── DATASET RECORDS ──
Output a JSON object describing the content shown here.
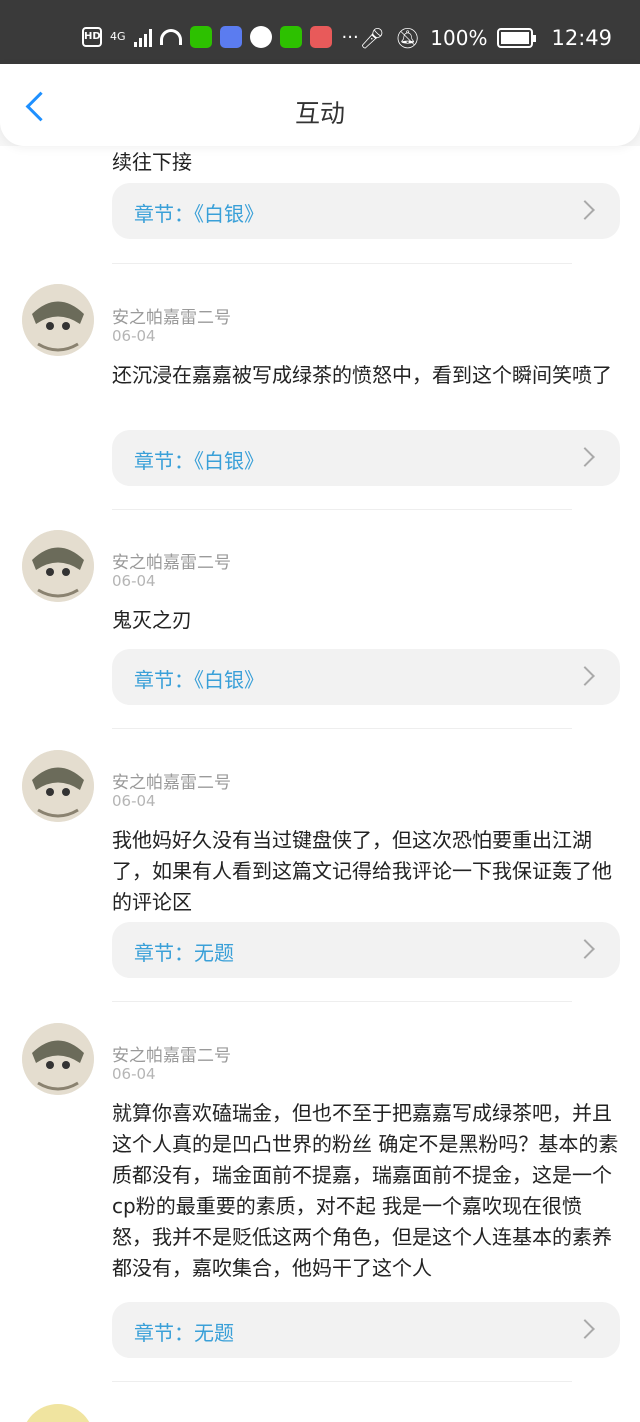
{
  "status_bar": {
    "hd": "HD",
    "network": "4G",
    "more": "···",
    "battery": "100%",
    "time": "12:49"
  },
  "header": {
    "title": "互动"
  },
  "partial_text": "续往下接",
  "comments": [
    {
      "chapter": "章节：《白银》"
    },
    {
      "user": "安之帕嘉雷二号",
      "date": "06-04",
      "text": "还沉浸在嘉嘉被写成绿茶的愤怒中，看到这个瞬间笑喷了",
      "chapter": "章节：《白银》"
    },
    {
      "user": "安之帕嘉雷二号",
      "date": "06-04",
      "text": "鬼灭之刃",
      "chapter": "章节：《白银》"
    },
    {
      "user": "安之帕嘉雷二号",
      "date": "06-04",
      "text": "我他妈好久没有当过键盘侠了，但这次恐怕要重出江湖了，如果有人看到这篇文记得给我评论一下我保证轰了他的评论区",
      "chapter": "章节：无题"
    },
    {
      "user": "安之帕嘉雷二号",
      "date": "06-04",
      "text": "就算你喜欢磕瑞金，但也不至于把嘉嘉写成绿茶吧，并且这个人真的是凹凸世界的粉丝 确定不是黑粉吗？基本的素质都没有，瑞金面前不提嘉，瑞嘉面前不提金，这是一个cp粉的最重要的素质，对不起 我是一个嘉吹现在很愤怒，我并不是贬低这两个角色，但是这个人连基本的素养都没有，嘉吹集合，他妈干了这个人",
      "chapter": "章节：无题"
    }
  ],
  "colors": {
    "accent": "#1e90ff",
    "chapter_text": "#3aa0d8"
  }
}
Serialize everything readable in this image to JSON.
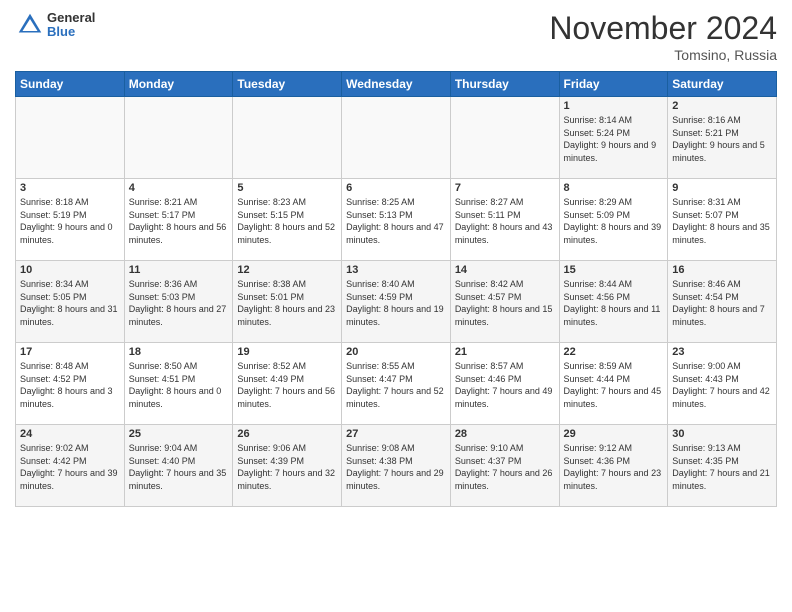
{
  "header": {
    "logo_general": "General",
    "logo_blue": "Blue",
    "month_title": "November 2024",
    "location": "Tomsino, Russia"
  },
  "days_of_week": [
    "Sunday",
    "Monday",
    "Tuesday",
    "Wednesday",
    "Thursday",
    "Friday",
    "Saturday"
  ],
  "weeks": [
    [
      {
        "day": "",
        "info": ""
      },
      {
        "day": "",
        "info": ""
      },
      {
        "day": "",
        "info": ""
      },
      {
        "day": "",
        "info": ""
      },
      {
        "day": "",
        "info": ""
      },
      {
        "day": "1",
        "info": "Sunrise: 8:14 AM\nSunset: 5:24 PM\nDaylight: 9 hours and 9 minutes."
      },
      {
        "day": "2",
        "info": "Sunrise: 8:16 AM\nSunset: 5:21 PM\nDaylight: 9 hours and 5 minutes."
      }
    ],
    [
      {
        "day": "3",
        "info": "Sunrise: 8:18 AM\nSunset: 5:19 PM\nDaylight: 9 hours and 0 minutes."
      },
      {
        "day": "4",
        "info": "Sunrise: 8:21 AM\nSunset: 5:17 PM\nDaylight: 8 hours and 56 minutes."
      },
      {
        "day": "5",
        "info": "Sunrise: 8:23 AM\nSunset: 5:15 PM\nDaylight: 8 hours and 52 minutes."
      },
      {
        "day": "6",
        "info": "Sunrise: 8:25 AM\nSunset: 5:13 PM\nDaylight: 8 hours and 47 minutes."
      },
      {
        "day": "7",
        "info": "Sunrise: 8:27 AM\nSunset: 5:11 PM\nDaylight: 8 hours and 43 minutes."
      },
      {
        "day": "8",
        "info": "Sunrise: 8:29 AM\nSunset: 5:09 PM\nDaylight: 8 hours and 39 minutes."
      },
      {
        "day": "9",
        "info": "Sunrise: 8:31 AM\nSunset: 5:07 PM\nDaylight: 8 hours and 35 minutes."
      }
    ],
    [
      {
        "day": "10",
        "info": "Sunrise: 8:34 AM\nSunset: 5:05 PM\nDaylight: 8 hours and 31 minutes."
      },
      {
        "day": "11",
        "info": "Sunrise: 8:36 AM\nSunset: 5:03 PM\nDaylight: 8 hours and 27 minutes."
      },
      {
        "day": "12",
        "info": "Sunrise: 8:38 AM\nSunset: 5:01 PM\nDaylight: 8 hours and 23 minutes."
      },
      {
        "day": "13",
        "info": "Sunrise: 8:40 AM\nSunset: 4:59 PM\nDaylight: 8 hours and 19 minutes."
      },
      {
        "day": "14",
        "info": "Sunrise: 8:42 AM\nSunset: 4:57 PM\nDaylight: 8 hours and 15 minutes."
      },
      {
        "day": "15",
        "info": "Sunrise: 8:44 AM\nSunset: 4:56 PM\nDaylight: 8 hours and 11 minutes."
      },
      {
        "day": "16",
        "info": "Sunrise: 8:46 AM\nSunset: 4:54 PM\nDaylight: 8 hours and 7 minutes."
      }
    ],
    [
      {
        "day": "17",
        "info": "Sunrise: 8:48 AM\nSunset: 4:52 PM\nDaylight: 8 hours and 3 minutes."
      },
      {
        "day": "18",
        "info": "Sunrise: 8:50 AM\nSunset: 4:51 PM\nDaylight: 8 hours and 0 minutes."
      },
      {
        "day": "19",
        "info": "Sunrise: 8:52 AM\nSunset: 4:49 PM\nDaylight: 7 hours and 56 minutes."
      },
      {
        "day": "20",
        "info": "Sunrise: 8:55 AM\nSunset: 4:47 PM\nDaylight: 7 hours and 52 minutes."
      },
      {
        "day": "21",
        "info": "Sunrise: 8:57 AM\nSunset: 4:46 PM\nDaylight: 7 hours and 49 minutes."
      },
      {
        "day": "22",
        "info": "Sunrise: 8:59 AM\nSunset: 4:44 PM\nDaylight: 7 hours and 45 minutes."
      },
      {
        "day": "23",
        "info": "Sunrise: 9:00 AM\nSunset: 4:43 PM\nDaylight: 7 hours and 42 minutes."
      }
    ],
    [
      {
        "day": "24",
        "info": "Sunrise: 9:02 AM\nSunset: 4:42 PM\nDaylight: 7 hours and 39 minutes."
      },
      {
        "day": "25",
        "info": "Sunrise: 9:04 AM\nSunset: 4:40 PM\nDaylight: 7 hours and 35 minutes."
      },
      {
        "day": "26",
        "info": "Sunrise: 9:06 AM\nSunset: 4:39 PM\nDaylight: 7 hours and 32 minutes."
      },
      {
        "day": "27",
        "info": "Sunrise: 9:08 AM\nSunset: 4:38 PM\nDaylight: 7 hours and 29 minutes."
      },
      {
        "day": "28",
        "info": "Sunrise: 9:10 AM\nSunset: 4:37 PM\nDaylight: 7 hours and 26 minutes."
      },
      {
        "day": "29",
        "info": "Sunrise: 9:12 AM\nSunset: 4:36 PM\nDaylight: 7 hours and 23 minutes."
      },
      {
        "day": "30",
        "info": "Sunrise: 9:13 AM\nSunset: 4:35 PM\nDaylight: 7 hours and 21 minutes."
      }
    ]
  ]
}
───
(WHAT YOU HAVE TO DO)
Output all of the data exactly as it stands, minus any images.

(EXERCISE RESULT)
Output a JSON object describing the content shown here.
{
  "status_bar": {
    "hd": "HD",
    "network": "4G",
    "more": "···",
    "battery": "100%",
    "time": "12:49"
  },
  "header": {
    "title": "互动"
  },
  "partial_text": "续往下接",
  "comments": [
    {
      "chapter": "章节：《白银》"
    },
    {
      "user": "安之帕嘉雷二号",
      "date": "06-04",
      "text": "还沉浸在嘉嘉被写成绿茶的愤怒中，看到这个瞬间笑喷了",
      "chapter": "章节：《白银》"
    },
    {
      "user": "安之帕嘉雷二号",
      "date": "06-04",
      "text": "鬼灭之刃",
      "chapter": "章节：《白银》"
    },
    {
      "user": "安之帕嘉雷二号",
      "date": "06-04",
      "text": "我他妈好久没有当过键盘侠了，但这次恐怕要重出江湖了，如果有人看到这篇文记得给我评论一下我保证轰了他的评论区",
      "chapter": "章节：无题"
    },
    {
      "user": "安之帕嘉雷二号",
      "date": "06-04",
      "text": "就算你喜欢磕瑞金，但也不至于把嘉嘉写成绿茶吧，并且这个人真的是凹凸世界的粉丝 确定不是黑粉吗？基本的素质都没有，瑞金面前不提嘉，瑞嘉面前不提金，这是一个cp粉的最重要的素质，对不起 我是一个嘉吹现在很愤怒，我并不是贬低这两个角色，但是这个人连基本的素养都没有，嘉吹集合，他妈干了这个人",
      "chapter": "章节：无题"
    }
  ],
  "colors": {
    "accent": "#1e90ff",
    "chapter_text": "#3aa0d8"
  }
}
Serialize everything readable in this image to JSON.
{
  "header": {
    "logo_general": "General",
    "logo_blue": "Blue",
    "month_title": "November 2024",
    "location": "Tomsino, Russia"
  },
  "days_of_week": [
    "Sunday",
    "Monday",
    "Tuesday",
    "Wednesday",
    "Thursday",
    "Friday",
    "Saturday"
  ],
  "weeks": [
    [
      {
        "day": "",
        "info": ""
      },
      {
        "day": "",
        "info": ""
      },
      {
        "day": "",
        "info": ""
      },
      {
        "day": "",
        "info": ""
      },
      {
        "day": "",
        "info": ""
      },
      {
        "day": "1",
        "info": "Sunrise: 8:14 AM\nSunset: 5:24 PM\nDaylight: 9 hours and 9 minutes."
      },
      {
        "day": "2",
        "info": "Sunrise: 8:16 AM\nSunset: 5:21 PM\nDaylight: 9 hours and 5 minutes."
      }
    ],
    [
      {
        "day": "3",
        "info": "Sunrise: 8:18 AM\nSunset: 5:19 PM\nDaylight: 9 hours and 0 minutes."
      },
      {
        "day": "4",
        "info": "Sunrise: 8:21 AM\nSunset: 5:17 PM\nDaylight: 8 hours and 56 minutes."
      },
      {
        "day": "5",
        "info": "Sunrise: 8:23 AM\nSunset: 5:15 PM\nDaylight: 8 hours and 52 minutes."
      },
      {
        "day": "6",
        "info": "Sunrise: 8:25 AM\nSunset: 5:13 PM\nDaylight: 8 hours and 47 minutes."
      },
      {
        "day": "7",
        "info": "Sunrise: 8:27 AM\nSunset: 5:11 PM\nDaylight: 8 hours and 43 minutes."
      },
      {
        "day": "8",
        "info": "Sunrise: 8:29 AM\nSunset: 5:09 PM\nDaylight: 8 hours and 39 minutes."
      },
      {
        "day": "9",
        "info": "Sunrise: 8:31 AM\nSunset: 5:07 PM\nDaylight: 8 hours and 35 minutes."
      }
    ],
    [
      {
        "day": "10",
        "info": "Sunrise: 8:34 AM\nSunset: 5:05 PM\nDaylight: 8 hours and 31 minutes."
      },
      {
        "day": "11",
        "info": "Sunrise: 8:36 AM\nSunset: 5:03 PM\nDaylight: 8 hours and 27 minutes."
      },
      {
        "day": "12",
        "info": "Sunrise: 8:38 AM\nSunset: 5:01 PM\nDaylight: 8 hours and 23 minutes."
      },
      {
        "day": "13",
        "info": "Sunrise: 8:40 AM\nSunset: 4:59 PM\nDaylight: 8 hours and 19 minutes."
      },
      {
        "day": "14",
        "info": "Sunrise: 8:42 AM\nSunset: 4:57 PM\nDaylight: 8 hours and 15 minutes."
      },
      {
        "day": "15",
        "info": "Sunrise: 8:44 AM\nSunset: 4:56 PM\nDaylight: 8 hours and 11 minutes."
      },
      {
        "day": "16",
        "info": "Sunrise: 8:46 AM\nSunset: 4:54 PM\nDaylight: 8 hours and 7 minutes."
      }
    ],
    [
      {
        "day": "17",
        "info": "Sunrise: 8:48 AM\nSunset: 4:52 PM\nDaylight: 8 hours and 3 minutes."
      },
      {
        "day": "18",
        "info": "Sunrise: 8:50 AM\nSunset: 4:51 PM\nDaylight: 8 hours and 0 minutes."
      },
      {
        "day": "19",
        "info": "Sunrise: 8:52 AM\nSunset: 4:49 PM\nDaylight: 7 hours and 56 minutes."
      },
      {
        "day": "20",
        "info": "Sunrise: 8:55 AM\nSunset: 4:47 PM\nDaylight: 7 hours and 52 minutes."
      },
      {
        "day": "21",
        "info": "Sunrise: 8:57 AM\nSunset: 4:46 PM\nDaylight: 7 hours and 49 minutes."
      },
      {
        "day": "22",
        "info": "Sunrise: 8:59 AM\nSunset: 4:44 PM\nDaylight: 7 hours and 45 minutes."
      },
      {
        "day": "23",
        "info": "Sunrise: 9:00 AM\nSunset: 4:43 PM\nDaylight: 7 hours and 42 minutes."
      }
    ],
    [
      {
        "day": "24",
        "info": "Sunrise: 9:02 AM\nSunset: 4:42 PM\nDaylight: 7 hours and 39 minutes."
      },
      {
        "day": "25",
        "info": "Sunrise: 9:04 AM\nSunset: 4:40 PM\nDaylight: 7 hours and 35 minutes."
      },
      {
        "day": "26",
        "info": "Sunrise: 9:06 AM\nSunset: 4:39 PM\nDaylight: 7 hours and 32 minutes."
      },
      {
        "day": "27",
        "info": "Sunrise: 9:08 AM\nSunset: 4:38 PM\nDaylight: 7 hours and 29 minutes."
      },
      {
        "day": "28",
        "info": "Sunrise: 9:10 AM\nSunset: 4:37 PM\nDaylight: 7 hours and 26 minutes."
      },
      {
        "day": "29",
        "info": "Sunrise: 9:12 AM\nSunset: 4:36 PM\nDaylight: 7 hours and 23 minutes."
      },
      {
        "day": "30",
        "info": "Sunrise: 9:13 AM\nSunset: 4:35 PM\nDaylight: 7 hours and 21 minutes."
      }
    ]
  ]
}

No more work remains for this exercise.